### EXTRACTED MATERIAL
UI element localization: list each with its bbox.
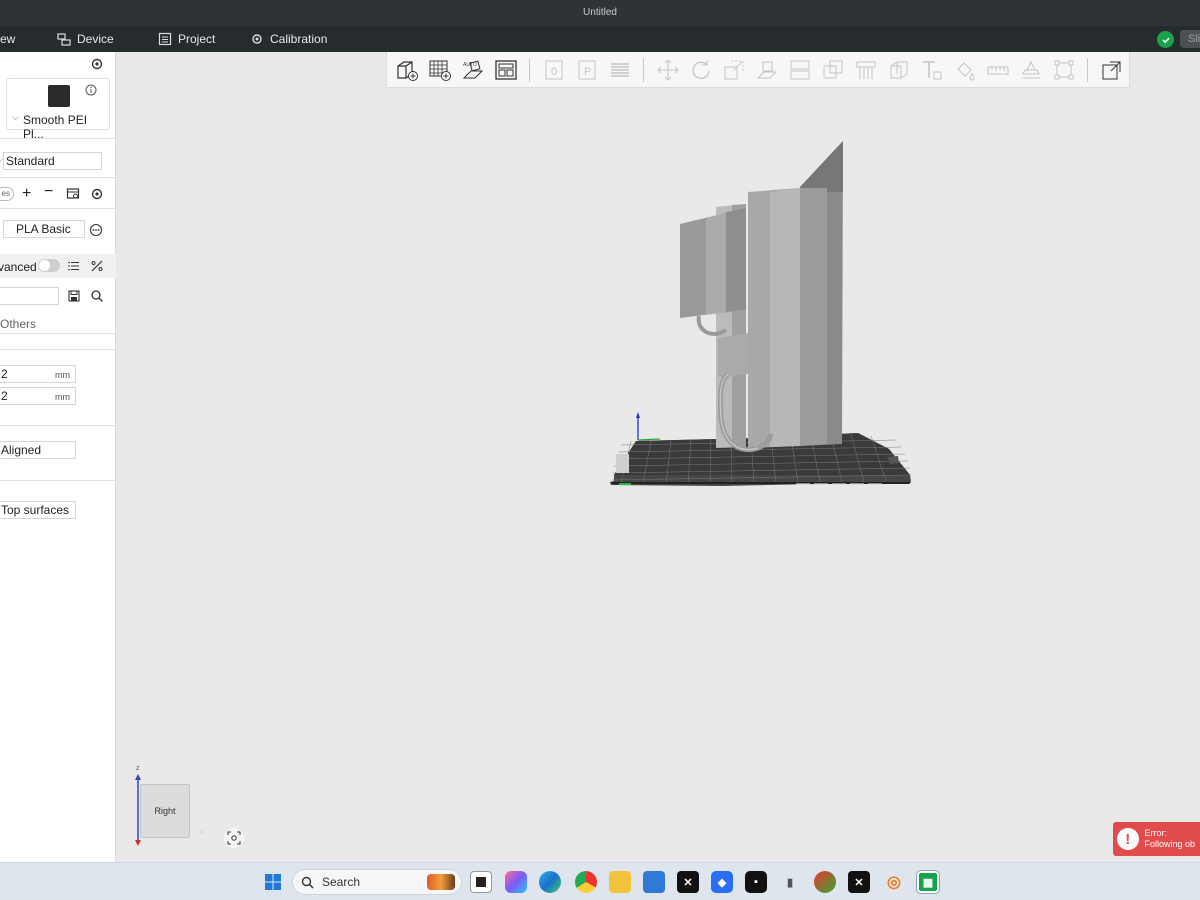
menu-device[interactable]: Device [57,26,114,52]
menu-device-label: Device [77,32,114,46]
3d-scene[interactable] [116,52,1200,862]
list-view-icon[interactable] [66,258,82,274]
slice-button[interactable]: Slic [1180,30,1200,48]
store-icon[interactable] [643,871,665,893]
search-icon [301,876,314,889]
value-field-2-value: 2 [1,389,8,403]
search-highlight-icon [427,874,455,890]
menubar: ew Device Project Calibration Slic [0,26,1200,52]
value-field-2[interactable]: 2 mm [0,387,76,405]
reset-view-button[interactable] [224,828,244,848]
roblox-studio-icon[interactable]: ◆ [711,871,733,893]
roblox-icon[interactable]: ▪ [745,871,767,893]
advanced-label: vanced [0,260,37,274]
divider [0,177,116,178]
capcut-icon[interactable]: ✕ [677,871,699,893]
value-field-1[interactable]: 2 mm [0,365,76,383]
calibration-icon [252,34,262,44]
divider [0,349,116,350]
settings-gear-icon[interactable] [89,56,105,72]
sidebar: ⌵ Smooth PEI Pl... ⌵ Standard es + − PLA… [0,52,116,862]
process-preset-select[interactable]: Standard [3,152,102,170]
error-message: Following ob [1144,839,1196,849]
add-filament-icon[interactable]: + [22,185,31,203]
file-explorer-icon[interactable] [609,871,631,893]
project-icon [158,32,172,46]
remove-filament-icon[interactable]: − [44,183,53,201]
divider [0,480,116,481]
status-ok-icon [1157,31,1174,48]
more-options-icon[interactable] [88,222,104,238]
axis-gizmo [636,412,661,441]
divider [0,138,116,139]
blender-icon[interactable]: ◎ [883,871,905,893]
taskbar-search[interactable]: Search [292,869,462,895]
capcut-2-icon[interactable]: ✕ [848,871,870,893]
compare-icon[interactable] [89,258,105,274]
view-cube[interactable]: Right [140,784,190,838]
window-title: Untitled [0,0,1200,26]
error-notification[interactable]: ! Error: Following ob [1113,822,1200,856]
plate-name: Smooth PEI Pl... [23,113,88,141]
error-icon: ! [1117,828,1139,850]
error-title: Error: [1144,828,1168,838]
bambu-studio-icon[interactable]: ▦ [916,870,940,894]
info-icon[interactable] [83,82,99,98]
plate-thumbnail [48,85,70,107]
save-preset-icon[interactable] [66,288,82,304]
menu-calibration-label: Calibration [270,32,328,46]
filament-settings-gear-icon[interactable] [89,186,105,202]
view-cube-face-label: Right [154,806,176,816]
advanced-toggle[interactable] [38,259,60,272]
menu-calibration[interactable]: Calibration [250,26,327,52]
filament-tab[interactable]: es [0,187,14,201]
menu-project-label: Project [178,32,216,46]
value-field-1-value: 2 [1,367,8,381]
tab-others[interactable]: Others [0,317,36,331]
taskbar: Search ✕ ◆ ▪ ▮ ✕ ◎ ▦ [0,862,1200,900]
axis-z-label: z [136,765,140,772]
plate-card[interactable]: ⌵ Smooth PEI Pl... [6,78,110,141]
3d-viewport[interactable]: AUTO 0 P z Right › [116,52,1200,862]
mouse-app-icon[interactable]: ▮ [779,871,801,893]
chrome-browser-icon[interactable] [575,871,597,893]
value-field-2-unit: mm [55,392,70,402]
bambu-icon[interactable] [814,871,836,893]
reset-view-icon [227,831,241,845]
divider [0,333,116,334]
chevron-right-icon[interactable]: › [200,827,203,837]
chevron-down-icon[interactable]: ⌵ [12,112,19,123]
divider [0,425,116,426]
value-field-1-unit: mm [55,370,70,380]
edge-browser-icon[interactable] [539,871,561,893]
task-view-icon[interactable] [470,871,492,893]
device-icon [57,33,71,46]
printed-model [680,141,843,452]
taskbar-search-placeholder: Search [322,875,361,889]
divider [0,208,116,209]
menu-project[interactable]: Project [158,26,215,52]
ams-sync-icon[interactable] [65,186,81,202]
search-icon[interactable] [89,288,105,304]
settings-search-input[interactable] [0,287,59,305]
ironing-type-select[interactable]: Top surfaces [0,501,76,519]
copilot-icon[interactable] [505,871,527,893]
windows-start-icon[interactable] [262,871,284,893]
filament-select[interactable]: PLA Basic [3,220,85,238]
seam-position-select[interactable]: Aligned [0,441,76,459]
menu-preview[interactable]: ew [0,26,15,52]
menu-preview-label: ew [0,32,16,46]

### DIRECTION
How many lines of the records contain the string "field"? Reply with the number only.

### ANSWER BELOW
6